INPUT RECORDS.
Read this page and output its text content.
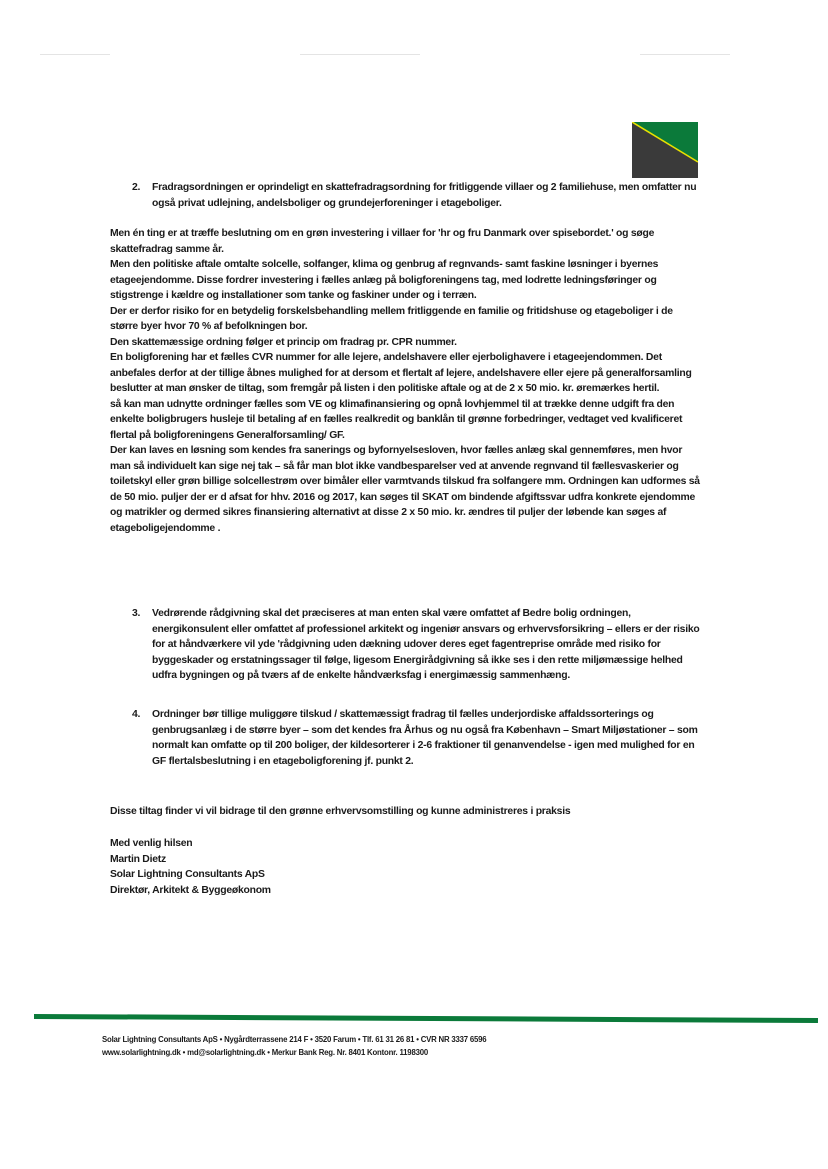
2. Fradragsordningen er oprindeligt en skattefradragsordning for fritliggende villaer og 2 familiehuse, men omfatter nu også privat udlejning, andelsboliger og grundejerforeninger i etageboliger.

Men én ting er at træffe beslutning om en grøn investering i villaer for 'hr og fru Danmark over spisebordet.' og søge skattefradrag samme år.

Men den politiske aftale omtalte solcelle, solfanger, klima og genbrug af regnvands- samt faskine løsninger i byernes etageejendomme. Disse fordrer investering i fælles anlæg på boligforeningens tag, med lodrette ledningsføringer og stigstrenge i kældre og installationer som tanke og faskiner under og i terræn.

Der er derfor risiko for en betydelig forskelsbehandling mellem fritliggende en familie og fritidshuse og etageboliger i de større byer hvor 70 % af befolkningen bor.

Den skattemæssige ordning følger et princip om fradrag pr. CPR nummer.

En boligforening har et fælles CVR nummer for alle lejere, andelshavere eller ejerbolighavere i etageejendommen. Det anbefales derfor at der tillige åbnes mulighed for at dersom et flertalt af lejere, andelshavere eller ejere på generalforsamling beslutter at man ønsker de tiltag, som fremgår på listen i den politiske aftale og at de 2 x 50 mio. kr. øremærkes hertil.

så kan man udnytte ordninger fælles som VE og klimafinansiering og opnå lovhjemmel til at trække denne udgift fra den enkelte boligbrugers husleje til betaling af en fælles realkredit og banklån til grønne forbedringer, vedtaget ved kvalificeret flertal på boligforeningens Generalforsamling/ GF.

Der kan laves en løsning som kendes fra sanerings og byfornyelsesloven, hvor fælles anlæg skal gennemføres, men hvor man så individuelt kan sige nej tak – så får man blot ikke vandbesparelser ved at anvende regnvand til fællesvaskerier og toiletskyl eller grøn billige solcellestrøm over bimåler eller varmtvands tilskud fra solfangere mm. Ordningen kan udformes så de 50 mio. puljer der er d afsat for hhv. 2016 og 2017, kan søges til SKAT om bindende afgiftssvar udfra konkrete ejendomme og matrikler og dermed sikres finansiering alternativt at disse 2 x 50 mio. kr. ændres til puljer der løbende kan søges af etageboligejendomme .

3. Vedrørende rådgivning skal det præciseres at man enten skal være omfattet af Bedre bolig ordningen, energikonsulent eller omfattet af professionel arkitekt og ingeniør ansvars og erhvervsforsikring – ellers er der risiko for at håndværkere vil yde 'rådgivning uden dækning udover deres eget fagentreprise område med risiko for byggeskader og erstatningssager til følge, ligesom Energirådgivning så ikke ses i den rette miljømæssige helhed udfra bygningen og på tværs af de enkelte håndværksfag i energimæssig sammenhæng.
4. Ordninger bør tillige muliggøre tilskud / skattemæssigt fradrag til fælles underjordiske affaldssorterings og genbrugsanlæg i de større byer – som det kendes fra Århus og nu også fra København – Smart Miljøstationer – som normalt kan omfatte op til 200 boliger, der kildesorterer i 2-6 fraktioner til genanvendelse - igen med mulighed for en GF flertalsbeslutning i en etageboligforening jf. punkt 2.

Disse tiltag finder vi vil bidrage til den grønne erhvervsomstilling og kunne administreres i praksis

Med venlig hilsen

Martin Dietz

Solar Lightning Consultants ApS

Direktør, Arkitekt & Byggeøkonom

Solar Lightning Consultants ApS • Nygårdterrassene 214 F • 3520 Farum • Tlf. 61 31 26 81 • CVR NR 3337 6596

www.solarlightning.dk • md@solarlightning.dk • Merkur Bank Reg. Nr. 8401 Kontonr. 1198300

GOAL. Whichever lines contain the string "investering", select and copy them.

ANSWER FOR THE TASK.
Men én ting er at træffe beslutning om en grøn investering i villaer for 'hr og fru Danmark over spisebordet.' og søge skattefradrag samme år.
Men den politiske aftale omtalte solcelle, solfanger, klima og genbrug af regnvands- samt faskine løsninger i byernes etageejendomme. Disse fordrer investering i fælles anlæg på boligforeningens tag, med lodrette ledningsføringer og stigstrenge i kældre og installationer som tanke og faskiner under og i terræn.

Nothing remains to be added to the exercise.